[Dataset items]
+-------+

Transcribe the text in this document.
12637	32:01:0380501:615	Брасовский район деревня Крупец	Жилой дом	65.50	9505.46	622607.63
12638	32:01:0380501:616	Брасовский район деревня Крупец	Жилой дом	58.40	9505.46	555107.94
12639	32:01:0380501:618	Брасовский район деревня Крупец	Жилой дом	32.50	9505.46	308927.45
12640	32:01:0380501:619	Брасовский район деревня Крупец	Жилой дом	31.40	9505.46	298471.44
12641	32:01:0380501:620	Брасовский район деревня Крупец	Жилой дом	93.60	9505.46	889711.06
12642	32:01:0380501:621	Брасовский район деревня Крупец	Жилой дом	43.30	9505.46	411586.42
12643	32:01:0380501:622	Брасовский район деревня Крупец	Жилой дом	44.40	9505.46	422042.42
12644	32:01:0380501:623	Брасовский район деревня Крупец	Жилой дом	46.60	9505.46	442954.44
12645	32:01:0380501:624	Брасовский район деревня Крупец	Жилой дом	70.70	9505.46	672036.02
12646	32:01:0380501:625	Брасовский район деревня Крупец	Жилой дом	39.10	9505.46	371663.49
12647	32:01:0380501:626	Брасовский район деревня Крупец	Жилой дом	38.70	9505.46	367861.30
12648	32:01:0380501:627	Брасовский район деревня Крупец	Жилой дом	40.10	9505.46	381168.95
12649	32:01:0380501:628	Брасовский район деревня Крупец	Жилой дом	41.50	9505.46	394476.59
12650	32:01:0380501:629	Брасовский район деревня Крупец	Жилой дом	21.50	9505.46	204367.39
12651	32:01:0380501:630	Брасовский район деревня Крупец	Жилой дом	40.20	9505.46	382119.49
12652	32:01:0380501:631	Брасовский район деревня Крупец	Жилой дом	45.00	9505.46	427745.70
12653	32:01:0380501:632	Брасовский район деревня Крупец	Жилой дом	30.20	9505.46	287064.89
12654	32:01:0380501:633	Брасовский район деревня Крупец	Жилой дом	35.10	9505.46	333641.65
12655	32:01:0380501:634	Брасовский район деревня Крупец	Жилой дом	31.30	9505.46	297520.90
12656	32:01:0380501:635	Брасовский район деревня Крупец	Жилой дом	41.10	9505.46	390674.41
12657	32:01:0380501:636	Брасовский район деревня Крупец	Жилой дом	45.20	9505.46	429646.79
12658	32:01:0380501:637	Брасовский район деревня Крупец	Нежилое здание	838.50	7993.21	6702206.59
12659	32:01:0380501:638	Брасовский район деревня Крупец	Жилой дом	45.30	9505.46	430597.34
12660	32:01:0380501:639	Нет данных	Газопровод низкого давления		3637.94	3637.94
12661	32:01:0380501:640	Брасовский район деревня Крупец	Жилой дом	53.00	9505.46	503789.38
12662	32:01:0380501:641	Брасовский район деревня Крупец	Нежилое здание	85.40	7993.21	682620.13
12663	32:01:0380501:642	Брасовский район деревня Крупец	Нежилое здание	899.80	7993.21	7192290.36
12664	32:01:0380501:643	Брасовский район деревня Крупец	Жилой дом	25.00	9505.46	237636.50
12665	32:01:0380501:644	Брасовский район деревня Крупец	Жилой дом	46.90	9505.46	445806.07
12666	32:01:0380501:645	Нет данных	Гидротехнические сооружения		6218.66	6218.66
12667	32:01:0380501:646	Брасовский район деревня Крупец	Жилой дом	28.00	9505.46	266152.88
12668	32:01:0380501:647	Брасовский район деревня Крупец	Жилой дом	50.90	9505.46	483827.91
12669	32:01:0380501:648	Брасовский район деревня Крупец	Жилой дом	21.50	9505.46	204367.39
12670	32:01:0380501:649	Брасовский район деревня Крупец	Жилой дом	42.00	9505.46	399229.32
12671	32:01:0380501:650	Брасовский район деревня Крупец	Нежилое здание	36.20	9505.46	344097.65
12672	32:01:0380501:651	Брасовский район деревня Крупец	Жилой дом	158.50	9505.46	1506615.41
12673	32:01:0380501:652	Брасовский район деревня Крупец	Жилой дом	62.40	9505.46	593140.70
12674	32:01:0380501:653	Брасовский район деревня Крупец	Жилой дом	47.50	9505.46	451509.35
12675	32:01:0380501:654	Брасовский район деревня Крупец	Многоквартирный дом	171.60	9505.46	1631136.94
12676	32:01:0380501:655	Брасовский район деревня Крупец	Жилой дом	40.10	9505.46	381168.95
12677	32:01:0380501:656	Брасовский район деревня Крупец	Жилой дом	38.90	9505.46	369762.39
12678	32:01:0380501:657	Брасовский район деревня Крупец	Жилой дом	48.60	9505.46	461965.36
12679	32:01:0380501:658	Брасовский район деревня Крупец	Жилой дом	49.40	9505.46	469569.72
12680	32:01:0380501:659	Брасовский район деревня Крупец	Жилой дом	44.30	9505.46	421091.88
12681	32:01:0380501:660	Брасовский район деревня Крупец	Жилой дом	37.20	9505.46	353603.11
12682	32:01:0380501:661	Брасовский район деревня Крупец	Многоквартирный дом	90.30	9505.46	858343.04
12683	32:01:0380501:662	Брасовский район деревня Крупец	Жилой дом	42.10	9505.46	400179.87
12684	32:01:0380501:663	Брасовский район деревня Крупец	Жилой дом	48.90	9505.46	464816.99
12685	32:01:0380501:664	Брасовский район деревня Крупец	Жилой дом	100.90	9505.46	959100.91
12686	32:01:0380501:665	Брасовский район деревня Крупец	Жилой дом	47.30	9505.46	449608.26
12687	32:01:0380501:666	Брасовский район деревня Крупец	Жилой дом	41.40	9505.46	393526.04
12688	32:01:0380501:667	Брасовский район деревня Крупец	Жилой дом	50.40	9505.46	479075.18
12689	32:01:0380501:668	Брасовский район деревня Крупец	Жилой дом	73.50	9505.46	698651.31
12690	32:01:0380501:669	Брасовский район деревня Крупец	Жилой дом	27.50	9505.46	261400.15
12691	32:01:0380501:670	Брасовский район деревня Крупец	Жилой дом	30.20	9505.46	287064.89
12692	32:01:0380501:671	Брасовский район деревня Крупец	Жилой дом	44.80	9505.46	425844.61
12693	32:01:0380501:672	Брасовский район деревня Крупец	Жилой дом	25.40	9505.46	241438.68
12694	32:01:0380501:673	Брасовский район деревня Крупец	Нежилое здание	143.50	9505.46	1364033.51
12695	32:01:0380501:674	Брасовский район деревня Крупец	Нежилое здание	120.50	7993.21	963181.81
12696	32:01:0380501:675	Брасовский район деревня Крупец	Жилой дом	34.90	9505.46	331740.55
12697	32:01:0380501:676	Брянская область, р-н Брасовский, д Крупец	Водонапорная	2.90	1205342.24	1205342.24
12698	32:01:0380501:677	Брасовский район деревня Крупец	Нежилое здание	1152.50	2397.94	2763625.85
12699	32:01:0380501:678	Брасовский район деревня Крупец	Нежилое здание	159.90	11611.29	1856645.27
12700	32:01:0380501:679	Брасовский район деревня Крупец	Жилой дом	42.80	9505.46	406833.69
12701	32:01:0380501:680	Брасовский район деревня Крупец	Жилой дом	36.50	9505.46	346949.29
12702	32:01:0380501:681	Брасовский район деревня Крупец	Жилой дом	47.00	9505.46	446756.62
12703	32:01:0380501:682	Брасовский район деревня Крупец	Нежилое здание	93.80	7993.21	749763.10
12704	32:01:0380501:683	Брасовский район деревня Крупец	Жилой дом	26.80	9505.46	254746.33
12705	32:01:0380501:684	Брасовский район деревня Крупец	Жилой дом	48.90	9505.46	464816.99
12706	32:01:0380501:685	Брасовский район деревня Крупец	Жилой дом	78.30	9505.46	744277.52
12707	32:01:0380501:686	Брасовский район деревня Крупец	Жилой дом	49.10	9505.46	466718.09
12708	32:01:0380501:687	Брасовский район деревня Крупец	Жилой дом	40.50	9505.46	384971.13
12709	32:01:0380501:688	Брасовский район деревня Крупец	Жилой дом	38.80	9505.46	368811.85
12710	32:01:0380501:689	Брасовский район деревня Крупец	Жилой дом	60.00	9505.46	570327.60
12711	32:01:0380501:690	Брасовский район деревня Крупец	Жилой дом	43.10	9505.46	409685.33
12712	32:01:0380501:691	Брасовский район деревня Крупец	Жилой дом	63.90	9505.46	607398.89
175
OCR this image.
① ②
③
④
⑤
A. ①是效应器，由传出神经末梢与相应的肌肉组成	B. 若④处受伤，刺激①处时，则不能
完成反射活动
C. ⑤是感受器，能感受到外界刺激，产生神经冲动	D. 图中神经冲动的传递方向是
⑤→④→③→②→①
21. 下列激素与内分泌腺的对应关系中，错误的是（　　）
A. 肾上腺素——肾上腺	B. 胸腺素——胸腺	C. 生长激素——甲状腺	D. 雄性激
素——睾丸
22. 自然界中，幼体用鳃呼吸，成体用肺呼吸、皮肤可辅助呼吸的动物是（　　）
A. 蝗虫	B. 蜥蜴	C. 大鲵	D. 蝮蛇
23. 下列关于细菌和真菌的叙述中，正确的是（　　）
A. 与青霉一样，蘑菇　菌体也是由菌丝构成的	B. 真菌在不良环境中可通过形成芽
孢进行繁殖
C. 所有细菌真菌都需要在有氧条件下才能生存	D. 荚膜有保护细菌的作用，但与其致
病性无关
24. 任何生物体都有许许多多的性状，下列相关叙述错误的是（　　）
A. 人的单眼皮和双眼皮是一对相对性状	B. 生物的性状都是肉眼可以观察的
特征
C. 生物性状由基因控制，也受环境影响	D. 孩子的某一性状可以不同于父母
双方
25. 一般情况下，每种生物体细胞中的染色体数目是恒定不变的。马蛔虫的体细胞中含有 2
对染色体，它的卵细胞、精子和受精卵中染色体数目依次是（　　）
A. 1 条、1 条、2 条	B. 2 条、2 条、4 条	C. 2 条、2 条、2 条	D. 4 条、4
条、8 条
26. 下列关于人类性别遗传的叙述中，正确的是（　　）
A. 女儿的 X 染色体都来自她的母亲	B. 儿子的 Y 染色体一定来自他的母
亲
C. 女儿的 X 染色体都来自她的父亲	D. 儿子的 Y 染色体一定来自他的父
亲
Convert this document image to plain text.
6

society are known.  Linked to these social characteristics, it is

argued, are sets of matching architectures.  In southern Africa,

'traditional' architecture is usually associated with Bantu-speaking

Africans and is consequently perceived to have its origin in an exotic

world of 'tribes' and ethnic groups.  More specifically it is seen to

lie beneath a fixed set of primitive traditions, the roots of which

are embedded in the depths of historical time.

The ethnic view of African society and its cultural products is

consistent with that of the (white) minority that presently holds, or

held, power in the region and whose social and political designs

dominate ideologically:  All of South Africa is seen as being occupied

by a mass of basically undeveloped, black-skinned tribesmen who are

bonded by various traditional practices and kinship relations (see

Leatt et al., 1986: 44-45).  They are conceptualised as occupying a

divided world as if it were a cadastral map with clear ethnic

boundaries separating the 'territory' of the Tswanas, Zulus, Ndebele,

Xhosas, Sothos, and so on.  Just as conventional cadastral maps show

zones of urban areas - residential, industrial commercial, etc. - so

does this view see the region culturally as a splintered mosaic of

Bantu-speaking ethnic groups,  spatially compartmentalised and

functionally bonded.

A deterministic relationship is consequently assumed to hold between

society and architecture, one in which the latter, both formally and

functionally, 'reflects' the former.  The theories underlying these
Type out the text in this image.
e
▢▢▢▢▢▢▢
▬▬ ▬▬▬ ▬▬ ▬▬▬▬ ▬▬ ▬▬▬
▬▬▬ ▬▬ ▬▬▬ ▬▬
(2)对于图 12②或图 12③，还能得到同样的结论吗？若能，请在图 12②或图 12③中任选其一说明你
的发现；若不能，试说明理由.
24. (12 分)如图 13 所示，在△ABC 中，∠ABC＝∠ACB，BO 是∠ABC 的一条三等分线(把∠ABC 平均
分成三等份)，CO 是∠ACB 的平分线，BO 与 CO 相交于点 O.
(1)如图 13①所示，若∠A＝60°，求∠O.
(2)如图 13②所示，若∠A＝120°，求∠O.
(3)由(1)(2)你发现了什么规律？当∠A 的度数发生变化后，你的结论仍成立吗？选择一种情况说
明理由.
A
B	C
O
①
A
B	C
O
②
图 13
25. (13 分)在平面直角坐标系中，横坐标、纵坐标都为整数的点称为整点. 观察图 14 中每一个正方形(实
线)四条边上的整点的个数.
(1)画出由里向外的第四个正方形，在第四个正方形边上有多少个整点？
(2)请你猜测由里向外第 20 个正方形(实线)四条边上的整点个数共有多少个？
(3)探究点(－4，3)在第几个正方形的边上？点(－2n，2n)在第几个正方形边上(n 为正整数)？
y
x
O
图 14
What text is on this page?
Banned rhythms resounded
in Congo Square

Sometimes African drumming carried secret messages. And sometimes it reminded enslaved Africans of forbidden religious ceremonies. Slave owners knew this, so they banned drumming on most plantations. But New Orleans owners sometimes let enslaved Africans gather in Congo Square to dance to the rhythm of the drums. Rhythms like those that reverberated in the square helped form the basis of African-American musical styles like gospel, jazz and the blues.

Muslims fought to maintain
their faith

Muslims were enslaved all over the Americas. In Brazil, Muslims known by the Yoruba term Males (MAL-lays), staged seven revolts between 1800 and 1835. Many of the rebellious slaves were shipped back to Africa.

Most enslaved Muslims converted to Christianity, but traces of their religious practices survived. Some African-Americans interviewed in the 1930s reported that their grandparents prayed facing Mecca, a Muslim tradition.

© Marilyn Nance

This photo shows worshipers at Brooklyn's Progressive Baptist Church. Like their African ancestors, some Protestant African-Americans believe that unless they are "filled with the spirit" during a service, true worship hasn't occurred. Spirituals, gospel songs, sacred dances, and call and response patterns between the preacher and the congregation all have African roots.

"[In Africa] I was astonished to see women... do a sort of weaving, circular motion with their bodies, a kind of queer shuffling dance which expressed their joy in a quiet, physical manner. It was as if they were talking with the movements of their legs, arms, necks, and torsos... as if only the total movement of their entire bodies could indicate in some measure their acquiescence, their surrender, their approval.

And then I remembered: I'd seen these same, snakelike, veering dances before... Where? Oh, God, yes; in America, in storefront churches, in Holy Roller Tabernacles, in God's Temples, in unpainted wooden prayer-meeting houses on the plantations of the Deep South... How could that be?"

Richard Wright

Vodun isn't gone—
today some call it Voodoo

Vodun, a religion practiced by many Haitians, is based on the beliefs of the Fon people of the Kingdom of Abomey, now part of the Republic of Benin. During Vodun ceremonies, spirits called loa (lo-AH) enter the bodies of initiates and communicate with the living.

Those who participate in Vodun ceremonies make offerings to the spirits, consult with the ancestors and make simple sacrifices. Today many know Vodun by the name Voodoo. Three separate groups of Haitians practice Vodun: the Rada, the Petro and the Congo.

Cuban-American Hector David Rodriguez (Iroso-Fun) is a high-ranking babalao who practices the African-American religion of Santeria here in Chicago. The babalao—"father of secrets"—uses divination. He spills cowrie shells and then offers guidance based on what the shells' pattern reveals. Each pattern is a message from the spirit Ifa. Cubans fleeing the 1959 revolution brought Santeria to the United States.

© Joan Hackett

+-------+

Set task: Pick out the lines above that hold the string "image" and show them.

Finished exercise:
OCR this image.
Convert this document image to plain text.
Type out the text in this image.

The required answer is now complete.